▶ _REQUIREMENTS_
Every record must be written out once more, with nothing added or omitted.

________________________

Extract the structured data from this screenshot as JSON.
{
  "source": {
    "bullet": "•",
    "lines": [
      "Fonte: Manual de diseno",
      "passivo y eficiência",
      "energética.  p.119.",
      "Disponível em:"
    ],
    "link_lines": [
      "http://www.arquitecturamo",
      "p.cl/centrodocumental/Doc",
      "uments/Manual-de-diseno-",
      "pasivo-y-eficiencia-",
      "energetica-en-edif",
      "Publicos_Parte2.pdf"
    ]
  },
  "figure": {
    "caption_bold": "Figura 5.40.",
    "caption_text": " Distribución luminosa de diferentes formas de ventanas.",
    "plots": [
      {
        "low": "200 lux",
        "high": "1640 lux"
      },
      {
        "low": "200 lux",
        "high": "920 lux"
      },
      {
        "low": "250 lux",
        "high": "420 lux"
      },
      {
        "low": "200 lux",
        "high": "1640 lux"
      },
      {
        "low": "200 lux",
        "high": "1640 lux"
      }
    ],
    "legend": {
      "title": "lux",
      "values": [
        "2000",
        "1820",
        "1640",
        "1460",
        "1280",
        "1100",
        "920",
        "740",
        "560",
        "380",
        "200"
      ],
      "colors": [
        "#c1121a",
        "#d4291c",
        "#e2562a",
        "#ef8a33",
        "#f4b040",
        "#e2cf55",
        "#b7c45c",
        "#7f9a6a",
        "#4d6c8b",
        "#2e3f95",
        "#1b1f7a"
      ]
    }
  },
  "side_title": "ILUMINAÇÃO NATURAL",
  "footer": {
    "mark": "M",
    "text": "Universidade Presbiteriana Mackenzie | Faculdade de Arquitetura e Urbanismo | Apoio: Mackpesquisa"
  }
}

________________________

▶ _EXPECTED ANSWER_
Extract the structured data from this screenshot as JSON.
{
  "source": {
    "bullet": "•",
    "lines": [
      "Fonte: Manual de diseno",
      "passivo y eficiência",
      "energética.  p.119.",
      "Disponível em:"
    ],
    "link_lines": [
      "http://www.arquitecturamo",
      "p.cl/centrodocumental/Doc",
      "uments/Manual-de-diseno-",
      "pasivo-y-eficiencia-",
      "energetica-en-edif",
      "Publicos_Parte2.pdf"
    ]
  },
  "figure": {
    "caption_bold": "Figura 5.40.",
    "caption_text": " Distribución luminosa de diferentes formas de ventanas.",
    "plots": [
      {
        "low": "200 lux",
        "high": "1640 lux"
      },
      {
        "low": "200 lux",
        "high": "920 lux"
      },
      {
        "low": "250 lux",
        "high": "420 lux"
      },
      {
        "low": "200 lux",
        "high": "1640 lux"
      },
      {
        "low": "200 lux",
        "high": "1640 lux"
      }
    ],
    "legend": {
      "title": "lux",
      "values": [
        "2000",
        "1820",
        "1640",
        "1460",
        "1280",
        "1100",
        "920",
        "740",
        "560",
        "380",
        "200"
      ],
      "colors": [
        "#c1121a",
        "#d4291c",
        "#e2562a",
        "#ef8a33",
        "#f4b040",
        "#e2cf55",
        "#b7c45c",
        "#7f9a6a",
        "#4d6c8b",
        "#2e3f95",
        "#1b1f7a"
      ]
    }
  },
  "side_title": "ILUMINAÇÃO NATURAL",
  "footer": {
    "mark": "M",
    "text": "Universidade Presbiteriana Mackenzie | Faculdade de Arquitetura e Urbanismo | Apoio: Mackpesquisa"
  }
}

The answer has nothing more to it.